* **QUOTED TEXT**
"""

03
2011Just Be
I have run a few posts questioning my sanity and wondering whether I should be doing this tgirl thing.
In response, a friend (possibly tiring of my incessant whining 😉 ) wrote in and advised me to stop overthinking my existence and just enjoy being who I am – “one pretty, feminine girl,” in her words.
My first thought in answer to her comment was, “I wish I were as sure as you are.”
But, a more interesting thought followed on its heels, as I wrote my response to her comment.
I said then, “Believe me, if the world around me laid down a path to happiness lined with pink flowers and lace, I’d not think twice about it.”
As the words escaped my keyboard, their truth rang out.
It seems that what is not among the many uncertainties with which I am grappling, is any doubt that I would be perfectly happy to live as a woman.
Wow! That realization was a surprise… and an important one.
I am now starting to see more clearly the problems that have given me pause. Mainly, that they are externally generated. The decision about whether being a trans woman is something I should pursue is not so much a question of my own desires as the consequences that such a decision brings.
If society were ok – really ok – with it, I would be happy to live as a female – and even happier to live as someone who could change back and forth from girl to boy (which is kinda where I’m at right now).
The love of being a gender traveler is compromised, however, by the very real consequences that attach to such behavior; friends would be lost – or at least friendships strained; employment or business success become a daunting challenge; family relations with me and with their own friends would be tested; and so on.
I am luckier than most in that my girlfriend is already on board, and that I feel like I have a choice. But the question remains, “Is it worth it?”
That sounds like a much more manageable question. 😀
AshleyP
Jamie: Give a look at this http://en.wikipedia.org/wiki/LGBT_rights_in_Canada
and see what rights you have. It looks like trans rights are covered at least somewhat. Not this is not to say that there won’t be a price to pay, but it might not be as dear as living in the closet.
Cyrsti
Hey Janie, since your pictures scream female…I think you would be miserable as a full time guy.
Then again we haven’t sat down over a couple adult beverages and really got into it lol!
you just look so happy as a woman…I just think you will make it worth it.
cdjanie
I hope we get a chance for that drink, Cyrsti. Maybe we’ll find out a lot about each other – and about ourselves.
shantown
Tough question, girl. I like Cyrsti’s point…. “your pictures scream female”!
Can I get an ‘Amen” from the congregation?
Maybe it’s unfair for us to give opinions, since we, or “I” at least, haven’t ever seen you in boy mode…..something I have a very hard time visualizing.
Your paragraph on “being a gender traveler” contains the same issues we all face….and we all must make that call ourselves. Oh so many of us decide to let the world around us tell us who and what we will be. I feel that those (me?) end up going thru life very unhappy and disappointed deep inside, constantly putting on faces for those we are trying to please. They have to avoid quiet times to themselves, because at those times the inner person, the mind and heart, scream loudly and battle with the outward facade. Each of us has to decide if we can, or want to face and handle that battle, or face the battle of being true to ourselves, regardless of what society wants or tells us.

"""

* **LISTED ENTRIES**
"""

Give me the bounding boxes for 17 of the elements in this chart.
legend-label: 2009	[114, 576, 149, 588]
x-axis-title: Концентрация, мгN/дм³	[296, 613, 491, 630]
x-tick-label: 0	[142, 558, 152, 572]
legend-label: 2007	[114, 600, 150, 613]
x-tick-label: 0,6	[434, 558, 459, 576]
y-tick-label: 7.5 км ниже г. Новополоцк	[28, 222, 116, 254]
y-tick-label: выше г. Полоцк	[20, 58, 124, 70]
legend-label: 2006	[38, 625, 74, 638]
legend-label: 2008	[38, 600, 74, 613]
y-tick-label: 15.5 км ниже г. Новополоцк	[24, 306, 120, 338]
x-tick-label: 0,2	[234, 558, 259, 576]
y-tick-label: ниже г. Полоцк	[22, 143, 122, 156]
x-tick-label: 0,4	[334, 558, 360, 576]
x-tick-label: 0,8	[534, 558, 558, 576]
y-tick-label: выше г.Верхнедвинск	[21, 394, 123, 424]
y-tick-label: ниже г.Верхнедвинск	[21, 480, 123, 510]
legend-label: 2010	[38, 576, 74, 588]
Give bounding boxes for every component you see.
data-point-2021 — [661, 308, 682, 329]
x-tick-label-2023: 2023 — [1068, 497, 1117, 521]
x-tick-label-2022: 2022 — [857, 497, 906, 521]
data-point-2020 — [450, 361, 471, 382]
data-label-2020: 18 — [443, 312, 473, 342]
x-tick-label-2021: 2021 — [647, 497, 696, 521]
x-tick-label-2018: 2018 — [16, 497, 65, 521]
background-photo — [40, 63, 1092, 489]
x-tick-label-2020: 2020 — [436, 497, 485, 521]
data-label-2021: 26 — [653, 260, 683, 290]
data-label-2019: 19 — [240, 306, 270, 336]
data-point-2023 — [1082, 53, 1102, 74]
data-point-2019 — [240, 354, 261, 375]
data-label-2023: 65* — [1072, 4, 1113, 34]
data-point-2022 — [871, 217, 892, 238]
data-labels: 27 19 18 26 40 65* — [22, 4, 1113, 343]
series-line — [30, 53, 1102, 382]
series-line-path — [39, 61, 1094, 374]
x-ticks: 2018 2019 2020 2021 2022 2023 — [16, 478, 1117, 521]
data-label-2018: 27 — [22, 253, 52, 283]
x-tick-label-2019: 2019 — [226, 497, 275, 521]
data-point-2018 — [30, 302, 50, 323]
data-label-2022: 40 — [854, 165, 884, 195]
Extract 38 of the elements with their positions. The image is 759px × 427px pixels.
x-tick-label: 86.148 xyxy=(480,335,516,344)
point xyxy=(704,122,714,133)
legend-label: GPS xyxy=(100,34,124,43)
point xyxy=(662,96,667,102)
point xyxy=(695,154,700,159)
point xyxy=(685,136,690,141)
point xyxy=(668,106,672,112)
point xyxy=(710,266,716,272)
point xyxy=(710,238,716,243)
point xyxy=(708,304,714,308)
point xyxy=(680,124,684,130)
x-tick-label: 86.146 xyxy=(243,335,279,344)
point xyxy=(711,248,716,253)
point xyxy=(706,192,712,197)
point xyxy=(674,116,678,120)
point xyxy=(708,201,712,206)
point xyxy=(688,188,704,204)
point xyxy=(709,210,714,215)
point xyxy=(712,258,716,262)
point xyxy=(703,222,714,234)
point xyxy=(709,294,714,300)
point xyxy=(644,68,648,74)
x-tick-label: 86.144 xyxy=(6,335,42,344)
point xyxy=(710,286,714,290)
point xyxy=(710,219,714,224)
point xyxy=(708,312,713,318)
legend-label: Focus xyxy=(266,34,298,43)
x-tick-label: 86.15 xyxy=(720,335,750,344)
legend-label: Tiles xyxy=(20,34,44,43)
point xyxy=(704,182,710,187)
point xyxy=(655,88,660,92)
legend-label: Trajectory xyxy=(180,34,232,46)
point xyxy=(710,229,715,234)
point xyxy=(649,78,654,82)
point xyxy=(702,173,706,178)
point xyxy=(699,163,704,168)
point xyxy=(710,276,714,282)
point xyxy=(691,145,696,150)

"""

* **PROBLEMS**
**a.** From the post, return the passage that starts at the words "As the words" and ends after "an important one.", copied word for word.
**b.** List the usernames of all who left comments beneath the post.
The rows are separate material and are not part of the post.

* **RESPONSES**
**a.**
As the words escaped my keyboard, their truth rang out.
It seems that what is not among the many uncertainties with which I am grappling, is any doubt that I would be perfectly happy to live as a woman.
Wow! That realization was a surprise… and an important one.

**b.** AshleyP, Cyrsti, cdjanie, shantown